• **Your instructions**:
Write out all of the lines below, exactly and completely.
⟨
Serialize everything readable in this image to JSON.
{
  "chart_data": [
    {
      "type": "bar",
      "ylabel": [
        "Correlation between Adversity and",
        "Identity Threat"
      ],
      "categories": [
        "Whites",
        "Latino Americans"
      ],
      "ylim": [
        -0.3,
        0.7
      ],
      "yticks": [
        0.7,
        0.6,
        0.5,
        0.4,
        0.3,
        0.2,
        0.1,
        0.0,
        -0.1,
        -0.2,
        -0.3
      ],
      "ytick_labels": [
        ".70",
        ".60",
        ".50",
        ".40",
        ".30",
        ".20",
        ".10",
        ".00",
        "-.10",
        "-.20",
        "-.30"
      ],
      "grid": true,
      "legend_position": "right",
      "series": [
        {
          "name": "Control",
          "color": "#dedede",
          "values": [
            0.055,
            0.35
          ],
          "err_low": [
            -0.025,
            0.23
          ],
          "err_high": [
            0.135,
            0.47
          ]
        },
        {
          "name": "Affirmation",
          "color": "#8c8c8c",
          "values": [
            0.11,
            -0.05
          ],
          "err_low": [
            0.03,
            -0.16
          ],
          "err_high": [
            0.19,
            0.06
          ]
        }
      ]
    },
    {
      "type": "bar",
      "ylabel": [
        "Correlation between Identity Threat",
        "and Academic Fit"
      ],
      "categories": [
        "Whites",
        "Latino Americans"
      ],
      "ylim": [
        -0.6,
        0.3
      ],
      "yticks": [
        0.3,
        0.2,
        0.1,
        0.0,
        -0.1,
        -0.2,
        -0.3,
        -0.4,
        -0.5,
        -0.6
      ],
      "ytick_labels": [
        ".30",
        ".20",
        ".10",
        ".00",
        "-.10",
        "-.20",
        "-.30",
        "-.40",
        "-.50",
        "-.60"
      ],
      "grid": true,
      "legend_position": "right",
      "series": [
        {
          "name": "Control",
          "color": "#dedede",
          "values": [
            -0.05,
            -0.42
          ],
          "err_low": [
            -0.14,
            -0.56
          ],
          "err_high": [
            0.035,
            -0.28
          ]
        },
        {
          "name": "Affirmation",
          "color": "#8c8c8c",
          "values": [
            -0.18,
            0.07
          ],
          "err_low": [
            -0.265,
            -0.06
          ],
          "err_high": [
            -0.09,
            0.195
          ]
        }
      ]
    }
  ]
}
⟩
• **Written answer**:
Serialize everything readable in this image to JSON.
{
  "chart_data": [
    {
      "type": "bar",
      "ylabel": [
        "Correlation between Adversity and",
        "Identity Threat"
      ],
      "categories": [
        "Whites",
        "Latino Americans"
      ],
      "ylim": [
        -0.3,
        0.7
      ],
      "yticks": [
        0.7,
        0.6,
        0.5,
        0.4,
        0.3,
        0.2,
        0.1,
        0.0,
        -0.1,
        -0.2,
        -0.3
      ],
      "ytick_labels": [
        ".70",
        ".60",
        ".50",
        ".40",
        ".30",
        ".20",
        ".10",
        ".00",
        "-.10",
        "-.20",
        "-.30"
      ],
      "grid": true,
      "legend_position": "right",
      "series": [
        {
          "name": "Control",
          "color": "#dedede",
          "values": [
            0.055,
            0.35
          ],
          "err_low": [
            -0.025,
            0.23
          ],
          "err_high": [
            0.135,
            0.47
          ]
        },
        {
          "name": "Affirmation",
          "color": "#8c8c8c",
          "values": [
            0.11,
            -0.05
          ],
          "err_low": [
            0.03,
            -0.16
          ],
          "err_high": [
            0.19,
            0.06
          ]
        }
      ]
    },
    {
      "type": "bar",
      "ylabel": [
        "Correlation between Identity Threat",
        "and Academic Fit"
      ],
      "categories": [
        "Whites",
        "Latino Americans"
      ],
      "ylim": [
        -0.6,
        0.3
      ],
      "yticks": [
        0.3,
        0.2,
        0.1,
        0.0,
        -0.1,
        -0.2,
        -0.3,
        -0.4,
        -0.5,
        -0.6
      ],
      "ytick_labels": [
        ".30",
        ".20",
        ".10",
        ".00",
        "-.10",
        "-.20",
        "-.30",
        "-.40",
        "-.50",
        "-.60"
      ],
      "grid": true,
      "legend_position": "right",
      "series": [
        {
          "name": "Control",
          "color": "#dedede",
          "values": [
            -0.05,
            -0.42
          ],
          "err_low": [
            -0.14,
            -0.56
          ],
          "err_high": [
            0.035,
            -0.28
          ]
        },
        {
          "name": "Affirmation",
          "color": "#8c8c8c",
          "values": [
            -0.18,
            0.07
          ],
          "err_low": [
            -0.265,
            -0.06
          ],
          "err_high": [
            -0.09,
            0.195
          ]
        }
      ]
    }
  ]
}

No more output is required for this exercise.